*Records for the exercise:*
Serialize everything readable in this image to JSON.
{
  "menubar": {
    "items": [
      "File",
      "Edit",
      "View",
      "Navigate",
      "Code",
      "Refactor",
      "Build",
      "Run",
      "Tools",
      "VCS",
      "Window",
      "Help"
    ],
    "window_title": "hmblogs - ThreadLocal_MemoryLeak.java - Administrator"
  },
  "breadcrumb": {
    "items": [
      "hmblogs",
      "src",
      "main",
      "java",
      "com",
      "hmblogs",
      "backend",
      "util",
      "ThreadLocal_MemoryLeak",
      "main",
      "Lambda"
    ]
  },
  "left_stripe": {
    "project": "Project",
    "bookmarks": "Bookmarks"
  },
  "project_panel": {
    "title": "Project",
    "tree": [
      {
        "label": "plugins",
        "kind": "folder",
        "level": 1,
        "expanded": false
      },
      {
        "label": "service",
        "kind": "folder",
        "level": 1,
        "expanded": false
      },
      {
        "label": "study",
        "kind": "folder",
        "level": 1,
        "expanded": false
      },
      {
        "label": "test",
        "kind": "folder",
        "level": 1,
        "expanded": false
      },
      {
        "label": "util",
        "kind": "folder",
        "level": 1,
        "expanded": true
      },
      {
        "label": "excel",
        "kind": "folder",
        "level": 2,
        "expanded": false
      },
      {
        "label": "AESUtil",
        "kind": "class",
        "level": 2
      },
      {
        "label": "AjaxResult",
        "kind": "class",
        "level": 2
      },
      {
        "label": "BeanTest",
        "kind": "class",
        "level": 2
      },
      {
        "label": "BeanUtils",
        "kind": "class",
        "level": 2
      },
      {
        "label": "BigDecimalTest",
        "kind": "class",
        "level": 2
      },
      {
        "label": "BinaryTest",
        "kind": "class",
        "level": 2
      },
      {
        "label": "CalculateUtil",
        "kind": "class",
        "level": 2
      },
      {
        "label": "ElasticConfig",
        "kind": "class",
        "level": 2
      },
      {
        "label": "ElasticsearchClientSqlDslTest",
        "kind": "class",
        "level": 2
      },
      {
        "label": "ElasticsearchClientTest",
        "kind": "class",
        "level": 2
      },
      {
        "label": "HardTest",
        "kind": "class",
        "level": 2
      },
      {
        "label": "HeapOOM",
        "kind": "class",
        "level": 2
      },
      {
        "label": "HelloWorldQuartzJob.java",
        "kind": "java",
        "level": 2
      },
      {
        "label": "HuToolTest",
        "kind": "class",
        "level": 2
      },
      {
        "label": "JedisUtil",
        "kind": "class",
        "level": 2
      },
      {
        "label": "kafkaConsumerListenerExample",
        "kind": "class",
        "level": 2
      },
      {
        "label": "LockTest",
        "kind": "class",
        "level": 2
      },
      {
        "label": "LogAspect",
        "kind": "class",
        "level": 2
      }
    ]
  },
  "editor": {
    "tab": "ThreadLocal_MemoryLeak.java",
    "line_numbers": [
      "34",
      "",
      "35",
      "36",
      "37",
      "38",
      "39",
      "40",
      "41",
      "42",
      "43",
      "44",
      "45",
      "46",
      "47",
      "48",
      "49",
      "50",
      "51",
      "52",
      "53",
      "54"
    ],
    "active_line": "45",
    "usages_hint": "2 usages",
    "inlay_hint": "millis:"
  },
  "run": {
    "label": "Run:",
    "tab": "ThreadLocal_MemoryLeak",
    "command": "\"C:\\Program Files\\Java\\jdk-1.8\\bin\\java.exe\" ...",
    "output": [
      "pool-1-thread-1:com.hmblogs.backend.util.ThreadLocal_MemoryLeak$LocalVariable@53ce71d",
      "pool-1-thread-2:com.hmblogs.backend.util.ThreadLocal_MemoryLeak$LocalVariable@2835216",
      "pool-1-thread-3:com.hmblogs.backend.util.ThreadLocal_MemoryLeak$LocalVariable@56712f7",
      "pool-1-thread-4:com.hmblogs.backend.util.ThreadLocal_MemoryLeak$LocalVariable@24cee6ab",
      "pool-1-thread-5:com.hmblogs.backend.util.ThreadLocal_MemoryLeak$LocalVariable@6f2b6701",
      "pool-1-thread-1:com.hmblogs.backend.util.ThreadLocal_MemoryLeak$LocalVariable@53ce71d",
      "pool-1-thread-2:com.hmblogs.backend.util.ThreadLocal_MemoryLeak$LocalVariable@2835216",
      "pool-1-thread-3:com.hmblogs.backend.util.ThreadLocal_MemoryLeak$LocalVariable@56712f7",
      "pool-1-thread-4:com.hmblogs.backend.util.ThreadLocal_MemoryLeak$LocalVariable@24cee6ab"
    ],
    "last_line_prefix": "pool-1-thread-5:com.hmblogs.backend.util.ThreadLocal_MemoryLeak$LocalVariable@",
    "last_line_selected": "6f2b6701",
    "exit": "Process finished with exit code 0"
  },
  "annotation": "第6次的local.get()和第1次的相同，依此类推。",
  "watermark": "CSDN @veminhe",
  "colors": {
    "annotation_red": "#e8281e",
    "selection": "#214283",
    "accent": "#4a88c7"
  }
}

*Given problem:*
Write out the entries above word for word.

*The answer:*
Serialize everything readable in this image to JSON.
{
  "menubar": {
    "items": [
      "File",
      "Edit",
      "View",
      "Navigate",
      "Code",
      "Refactor",
      "Build",
      "Run",
      "Tools",
      "VCS",
      "Window",
      "Help"
    ],
    "window_title": "hmblogs - ThreadLocal_MemoryLeak.java - Administrator"
  },
  "breadcrumb": {
    "items": [
      "hmblogs",
      "src",
      "main",
      "java",
      "com",
      "hmblogs",
      "backend",
      "util",
      "ThreadLocal_MemoryLeak",
      "main",
      "Lambda"
    ]
  },
  "left_stripe": {
    "project": "Project",
    "bookmarks": "Bookmarks"
  },
  "project_panel": {
    "title": "Project",
    "tree": [
      {
        "label": "plugins",
        "kind": "folder",
        "level": 1,
        "expanded": false
      },
      {
        "label": "service",
        "kind": "folder",
        "level": 1,
        "expanded": false
      },
      {
        "label": "study",
        "kind": "folder",
        "level": 1,
        "expanded": false
      },
      {
        "label": "test",
        "kind": "folder",
        "level": 1,
        "expanded": false
      },
      {
        "label": "util",
        "kind": "folder",
        "level": 1,
        "expanded": true
      },
      {
        "label": "excel",
        "kind": "folder",
        "level": 2,
        "expanded": false
      },
      {
        "label": "AESUtil",
        "kind": "class",
        "level": 2
      },
      {
        "label": "AjaxResult",
        "kind": "class",
        "level": 2
      },
      {
        "label": "BeanTest",
        "kind": "class",
        "level": 2
      },
      {
        "label": "BeanUtils",
        "kind": "class",
        "level": 2
      },
      {
        "label": "BigDecimalTest",
        "kind": "class",
        "level": 2
      },
      {
        "label": "BinaryTest",
        "kind": "class",
        "level": 2
      },
      {
        "label": "CalculateUtil",
        "kind": "class",
        "level": 2
      },
      {
        "label": "ElasticConfig",
        "kind": "class",
        "level": 2
      },
      {
        "label": "ElasticsearchClientSqlDslTest",
        "kind": "class",
        "level": 2
      },
      {
        "label": "ElasticsearchClientTest",
        "kind": "class",
        "level": 2
      },
      {
        "label": "HardTest",
        "kind": "class",
        "level": 2
      },
      {
        "label": "HeapOOM",
        "kind": "class",
        "level": 2
      },
      {
        "label": "HelloWorldQuartzJob.java",
        "kind": "java",
        "level": 2
      },
      {
        "label": "HuToolTest",
        "kind": "class",
        "level": 2
      },
      {
        "label": "JedisUtil",
        "kind": "class",
        "level": 2
      },
      {
        "label": "kafkaConsumerListenerExample",
        "kind": "class",
        "level": 2
      },
      {
        "label": "LockTest",
        "kind": "class",
        "level": 2
      },
      {
        "label": "LogAspect",
        "kind": "class",
        "level": 2
      }
    ]
  },
  "editor": {
    "tab": "ThreadLocal_MemoryLeak.java",
    "line_numbers": [
      "34",
      "",
      "35",
      "36",
      "37",
      "38",
      "39",
      "40",
      "41",
      "42",
      "43",
      "44",
      "45",
      "46",
      "47",
      "48",
      "49",
      "50",
      "51",
      "52",
      "53",
      "54"
    ],
    "active_line": "45",
    "usages_hint": "2 usages",
    "inlay_hint": "millis:"
  },
  "run": {
    "label": "Run:",
    "tab": "ThreadLocal_MemoryLeak",
    "command": "\"C:\\Program Files\\Java\\jdk-1.8\\bin\\java.exe\" ...",
    "output": [
      "pool-1-thread-1:com.hmblogs.backend.util.ThreadLocal_MemoryLeak$LocalVariable@53ce71d",
      "pool-1-thread-2:com.hmblogs.backend.util.ThreadLocal_MemoryLeak$LocalVariable@2835216",
      "pool-1-thread-3:com.hmblogs.backend.util.ThreadLocal_MemoryLeak$LocalVariable@56712f7",
      "pool-1-thread-4:com.hmblogs.backend.util.ThreadLocal_MemoryLeak$LocalVariable@24cee6ab",
      "pool-1-thread-5:com.hmblogs.backend.util.ThreadLocal_MemoryLeak$LocalVariable@6f2b6701",
      "pool-1-thread-1:com.hmblogs.backend.util.ThreadLocal_MemoryLeak$LocalVariable@53ce71d",
      "pool-1-thread-2:com.hmblogs.backend.util.ThreadLocal_MemoryLeak$LocalVariable@2835216",
      "pool-1-thread-3:com.hmblogs.backend.util.ThreadLocal_MemoryLeak$LocalVariable@56712f7",
      "pool-1-thread-4:com.hmblogs.backend.util.ThreadLocal_MemoryLeak$LocalVariable@24cee6ab"
    ],
    "last_line_prefix": "pool-1-thread-5:com.hmblogs.backend.util.ThreadLocal_MemoryLeak$LocalVariable@",
    "last_line_selected": "6f2b6701",
    "exit": "Process finished with exit code 0"
  },
  "annotation": "第6次的local.get()和第1次的相同，依此类推。",
  "watermark": "CSDN @veminhe",
  "colors": {
    "annotation_red": "#e8281e",
    "selection": "#214283",
    "accent": "#4a88c7"
  }
}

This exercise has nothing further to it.